# EXERCISE DETAILS
Extract all lines from the data beneath that include the word "para".

# DATA PROVIDED
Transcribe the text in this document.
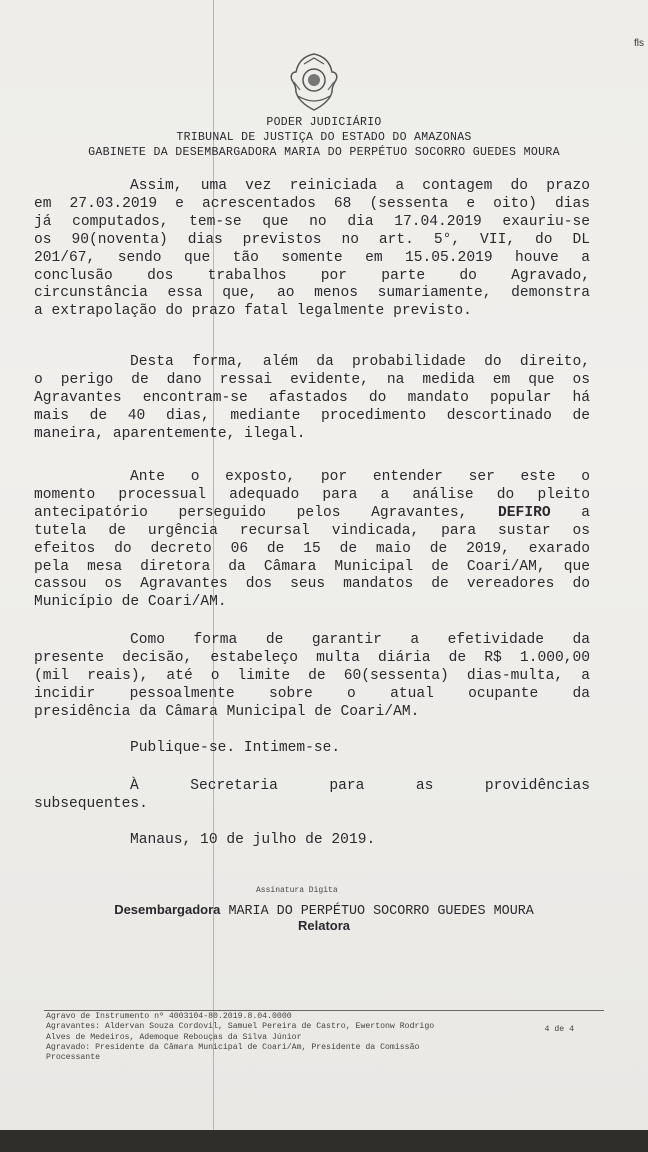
fls
PODER JUDICIÁRIO
TRIBUNAL DE JUSTIÇA DO ESTADO DO AMAZONAS
GABINETE DA DESEMBARGADORA MARIA DO PERPÉTUO SOCORRO GUEDES MOURA
Assim, uma vez reiniciada a contagem do prazo
em 27.03.2019 e acrescentados 68 (sessenta e oito) dias
já computados, tem-se que no dia 17.04.2019 exauriu-se
os 90(noventa) dias previstos no art. 5°, VII, do DL
201/67, sendo que tão somente em 15.05.2019 houve a
conclusão dos trabalhos por parte do Agravado,
circunstância essa que, ao menos sumariamente, demonstra
a extrapolação do prazo fatal legalmente previsto.
Desta forma, além da probabilidade do direito,
o perigo de dano ressai evidente, na medida em que os
Agravantes encontram-se afastados do mandato popular há
mais de 40 dias, mediante procedimento descortinado de
maneira, aparentemente, ilegal.
Ante o exposto, por entender ser este o
momento processual adequado para a análise do pleito
antecipatório perseguido pelos Agravantes, DEFIRO a
tutela de urgência recursal vindicada, para sustar os
efeitos do decreto 06 de 15 de maio de 2019, exarado
pela mesa diretora da Câmara Municipal de Coari/AM, que
cassou os Agravantes dos seus mandatos de vereadores do
Município de Coari/AM.
Como forma de garantir a efetividade da
presente decisão, estabeleço multa diária de R$ 1.000,00
(mil reais), até o limite de 60(sessenta) dias-multa, a
incidir pessoalmente sobre o atual ocupante da
presidência da Câmara Municipal de Coari/AM.
Publique-se. Intimem-se.
À Secretaria para as providências
subsequentes.
Manaus, 10 de julho de 2019.
Assinatura Digita
Desembargadora MARIA DO PERPÉTUO SOCORRO GUEDES MOURA
Relatora
Agravo de Instrumento nº 4003104-80.2019.8.04.0000
Agravantes: Aldervan Souza Cordovil, Samuel Pereira de Castro, Ewertonw Rodrigo
Alves de Medeiros, Ademoque Rebouças da Silva Júnior
Agravado: Presidente da Câmara Municipal de Coari/Am, Presidente da Comissão
Processante
4 de 4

# IN RESPONSE
momento processual adequado para a análise do pleito
tutela de urgência recursal vindicada, para sustar os
À Secretaria para as providências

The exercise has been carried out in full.